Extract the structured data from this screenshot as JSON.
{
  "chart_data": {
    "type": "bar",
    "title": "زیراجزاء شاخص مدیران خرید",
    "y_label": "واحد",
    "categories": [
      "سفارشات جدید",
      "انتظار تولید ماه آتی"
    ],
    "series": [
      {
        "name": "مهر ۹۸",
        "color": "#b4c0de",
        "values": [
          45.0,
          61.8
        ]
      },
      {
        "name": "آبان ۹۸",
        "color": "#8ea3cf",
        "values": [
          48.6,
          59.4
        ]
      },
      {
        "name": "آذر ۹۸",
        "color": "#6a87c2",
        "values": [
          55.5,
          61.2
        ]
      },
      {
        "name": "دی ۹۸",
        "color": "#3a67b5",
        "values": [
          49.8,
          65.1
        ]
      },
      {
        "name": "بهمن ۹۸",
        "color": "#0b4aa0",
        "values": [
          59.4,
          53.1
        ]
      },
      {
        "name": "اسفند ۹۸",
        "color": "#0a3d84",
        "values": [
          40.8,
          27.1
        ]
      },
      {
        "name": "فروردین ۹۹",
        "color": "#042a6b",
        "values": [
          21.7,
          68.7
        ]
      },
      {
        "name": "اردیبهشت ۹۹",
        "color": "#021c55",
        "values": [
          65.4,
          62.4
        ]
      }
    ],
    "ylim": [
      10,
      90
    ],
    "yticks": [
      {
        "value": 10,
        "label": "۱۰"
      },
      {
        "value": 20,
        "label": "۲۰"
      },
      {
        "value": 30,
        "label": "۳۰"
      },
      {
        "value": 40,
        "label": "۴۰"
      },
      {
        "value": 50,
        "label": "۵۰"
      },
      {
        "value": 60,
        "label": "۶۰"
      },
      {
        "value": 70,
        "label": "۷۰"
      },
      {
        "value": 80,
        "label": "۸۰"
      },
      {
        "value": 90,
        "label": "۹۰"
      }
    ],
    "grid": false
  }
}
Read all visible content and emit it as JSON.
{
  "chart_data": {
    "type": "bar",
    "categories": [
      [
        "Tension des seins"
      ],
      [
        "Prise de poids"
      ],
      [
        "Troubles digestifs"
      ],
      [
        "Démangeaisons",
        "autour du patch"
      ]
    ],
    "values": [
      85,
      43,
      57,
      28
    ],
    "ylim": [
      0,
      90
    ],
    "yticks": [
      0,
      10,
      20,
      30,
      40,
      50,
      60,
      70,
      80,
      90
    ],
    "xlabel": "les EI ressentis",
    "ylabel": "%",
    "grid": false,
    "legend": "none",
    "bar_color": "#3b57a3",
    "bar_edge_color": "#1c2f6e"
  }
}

SHORT EXERCISE:
All of the material above needs to be copied exactly.

COMPLETE ANSWER:
Extract the structured data from this screenshot as JSON.
{
  "chart_data": {
    "type": "bar",
    "title": "زیراجزاء شاخص مدیران خرید",
    "y_label": "واحد",
    "categories": [
      "سفارشات جدید",
      "انتظار تولید ماه آتی"
    ],
    "series": [
      {
        "name": "مهر ۹۸",
        "color": "#b4c0de",
        "values": [
          45.0,
          61.8
        ]
      },
      {
        "name": "آبان ۹۸",
        "color": "#8ea3cf",
        "values": [
          48.6,
          59.4
        ]
      },
      {
        "name": "آذر ۹۸",
        "color": "#6a87c2",
        "values": [
          55.5,
          61.2
        ]
      },
      {
        "name": "دی ۹۸",
        "color": "#3a67b5",
        "values": [
          49.8,
          65.1
        ]
      },
      {
        "name": "بهمن ۹۸",
        "color": "#0b4aa0",
        "values": [
          59.4,
          53.1
        ]
      },
      {
        "name": "اسفند ۹۸",
        "color": "#0a3d84",
        "values": [
          40.8,
          27.1
        ]
      },
      {
        "name": "فروردین ۹۹",
        "color": "#042a6b",
        "values": [
          21.7,
          68.7
        ]
      },
      {
        "name": "اردیبهشت ۹۹",
        "color": "#021c55",
        "values": [
          65.4,
          62.4
        ]
      }
    ],
    "ylim": [
      10,
      90
    ],
    "yticks": [
      {
        "value": 10,
        "label": "۱۰"
      },
      {
        "value": 20,
        "label": "۲۰"
      },
      {
        "value": 30,
        "label": "۳۰"
      },
      {
        "value": 40,
        "label": "۴۰"
      },
      {
        "value": 50,
        "label": "۵۰"
      },
      {
        "value": 60,
        "label": "۶۰"
      },
      {
        "value": 70,
        "label": "۷۰"
      },
      {
        "value": 80,
        "label": "۸۰"
      },
      {
        "value": 90,
        "label": "۹۰"
      }
    ],
    "grid": false
  }
}
Read all visible content and emit it as JSON.
{
  "chart_data": {
    "type": "bar",
    "categories": [
      [
        "Tension des seins"
      ],
      [
        "Prise de poids"
      ],
      [
        "Troubles digestifs"
      ],
      [
        "Démangeaisons",
        "autour du patch"
      ]
    ],
    "values": [
      85,
      43,
      57,
      28
    ],
    "ylim": [
      0,
      90
    ],
    "yticks": [
      0,
      10,
      20,
      30,
      40,
      50,
      60,
      70,
      80,
      90
    ],
    "xlabel": "les EI ressentis",
    "ylabel": "%",
    "grid": false,
    "legend": "none",
    "bar_color": "#3b57a3",
    "bar_edge_color": "#1c2f6e"
  }
}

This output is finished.